[Dataset entries]:
=====

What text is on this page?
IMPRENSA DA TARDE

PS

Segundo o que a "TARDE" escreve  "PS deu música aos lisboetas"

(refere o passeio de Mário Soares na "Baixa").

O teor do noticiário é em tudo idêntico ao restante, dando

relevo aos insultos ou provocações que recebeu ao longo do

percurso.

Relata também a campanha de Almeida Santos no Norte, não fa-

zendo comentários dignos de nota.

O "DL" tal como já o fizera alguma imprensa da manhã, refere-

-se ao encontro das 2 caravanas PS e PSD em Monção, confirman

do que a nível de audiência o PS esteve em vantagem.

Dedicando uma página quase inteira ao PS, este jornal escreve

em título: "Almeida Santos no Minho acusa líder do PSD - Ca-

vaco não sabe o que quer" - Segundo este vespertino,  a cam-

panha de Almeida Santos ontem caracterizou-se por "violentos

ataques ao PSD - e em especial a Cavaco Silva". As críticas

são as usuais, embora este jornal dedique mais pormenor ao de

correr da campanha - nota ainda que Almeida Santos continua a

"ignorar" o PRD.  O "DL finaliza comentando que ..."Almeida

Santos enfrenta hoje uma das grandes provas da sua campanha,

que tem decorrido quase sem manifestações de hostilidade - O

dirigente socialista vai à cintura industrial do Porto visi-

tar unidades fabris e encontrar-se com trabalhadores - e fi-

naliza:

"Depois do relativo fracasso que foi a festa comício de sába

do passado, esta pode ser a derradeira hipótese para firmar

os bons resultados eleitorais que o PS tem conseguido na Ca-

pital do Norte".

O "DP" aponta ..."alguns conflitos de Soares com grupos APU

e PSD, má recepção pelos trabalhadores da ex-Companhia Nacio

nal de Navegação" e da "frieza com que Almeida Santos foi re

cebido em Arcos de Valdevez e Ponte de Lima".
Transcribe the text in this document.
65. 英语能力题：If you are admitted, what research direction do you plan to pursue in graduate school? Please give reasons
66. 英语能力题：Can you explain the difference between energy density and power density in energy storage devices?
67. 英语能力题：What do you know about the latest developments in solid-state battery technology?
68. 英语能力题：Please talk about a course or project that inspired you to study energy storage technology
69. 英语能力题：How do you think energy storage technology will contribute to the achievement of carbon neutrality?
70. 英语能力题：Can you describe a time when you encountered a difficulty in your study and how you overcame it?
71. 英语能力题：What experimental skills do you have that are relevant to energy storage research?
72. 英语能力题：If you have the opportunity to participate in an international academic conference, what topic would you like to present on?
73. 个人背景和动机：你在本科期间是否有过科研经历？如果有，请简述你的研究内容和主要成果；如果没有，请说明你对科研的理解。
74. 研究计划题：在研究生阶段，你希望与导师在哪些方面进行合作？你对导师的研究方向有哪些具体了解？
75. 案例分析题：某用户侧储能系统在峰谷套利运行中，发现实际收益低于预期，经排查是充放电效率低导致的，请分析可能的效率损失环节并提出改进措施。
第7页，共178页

=====

[The request]:
Can you reproduce all the material exactly?

[Correct answer]:
What text is on this page?
IMPRENSA DA TARDE

PS

Segundo o que a "TARDE" escreve  "PS deu música aos lisboetas"

(refere o passeio de Mário Soares na "Baixa").

O teor do noticiário é em tudo idêntico ao restante, dando

relevo aos insultos ou provocações que recebeu ao longo do

percurso.

Relata também a campanha de Almeida Santos no Norte, não fa-

zendo comentários dignos de nota.

O "DL" tal como já o fizera alguma imprensa da manhã, refere-

-se ao encontro das 2 caravanas PS e PSD em Monção, confirman

do que a nível de audiência o PS esteve em vantagem.

Dedicando uma página quase inteira ao PS, este jornal escreve

em título: "Almeida Santos no Minho acusa líder do PSD - Ca-

vaco não sabe o que quer" - Segundo este vespertino,  a cam-

panha de Almeida Santos ontem caracterizou-se por "violentos

ataques ao PSD - e em especial a Cavaco Silva". As críticas

são as usuais, embora este jornal dedique mais pormenor ao de

correr da campanha - nota ainda que Almeida Santos continua a

"ignorar" o PRD.  O "DL finaliza comentando que ..."Almeida

Santos enfrenta hoje uma das grandes provas da sua campanha,

que tem decorrido quase sem manifestações de hostilidade - O

dirigente socialista vai à cintura industrial do Porto visi-

tar unidades fabris e encontrar-se com trabalhadores - e fi-

naliza:

"Depois do relativo fracasso que foi a festa comício de sába

do passado, esta pode ser a derradeira hipótese para firmar

os bons resultados eleitorais que o PS tem conseguido na Ca-

pital do Norte".

O "DP" aponta ..."alguns conflitos de Soares com grupos APU

e PSD, má recepção pelos trabalhadores da ex-Companhia Nacio

nal de Navegação" e da "frieza com que Almeida Santos foi re

cebido em Arcos de Valdevez e Ponte de Lima".
Transcribe the text in this document.
65. 英语能力题：If you are admitted, what research direction do you plan to pursue in graduate school? Please give reasons
66. 英语能力题：Can you explain the difference between energy density and power density in energy storage devices?
67. 英语能力题：What do you know about the latest developments in solid-state battery technology?
68. 英语能力题：Please talk about a course or project that inspired you to study energy storage technology
69. 英语能力题：How do you think energy storage technology will contribute to the achievement of carbon neutrality?
70. 英语能力题：Can you describe a time when you encountered a difficulty in your study and how you overcame it?
71. 英语能力题：What experimental skills do you have that are relevant to energy storage research?
72. 英语能力题：If you have the opportunity to participate in an international academic conference, what topic would you like to present on?
73. 个人背景和动机：你在本科期间是否有过科研经历？如果有，请简述你的研究内容和主要成果；如果没有，请说明你对科研的理解。
74. 研究计划题：在研究生阶段，你希望与导师在哪些方面进行合作？你对导师的研究方向有哪些具体了解？
75. 案例分析题：某用户侧储能系统在峰谷套利运行中，发现实际收益低于预期，经排查是充放电效率低导致的，请分析可能的效率损失环节并提出改进措施。
第7页，共178页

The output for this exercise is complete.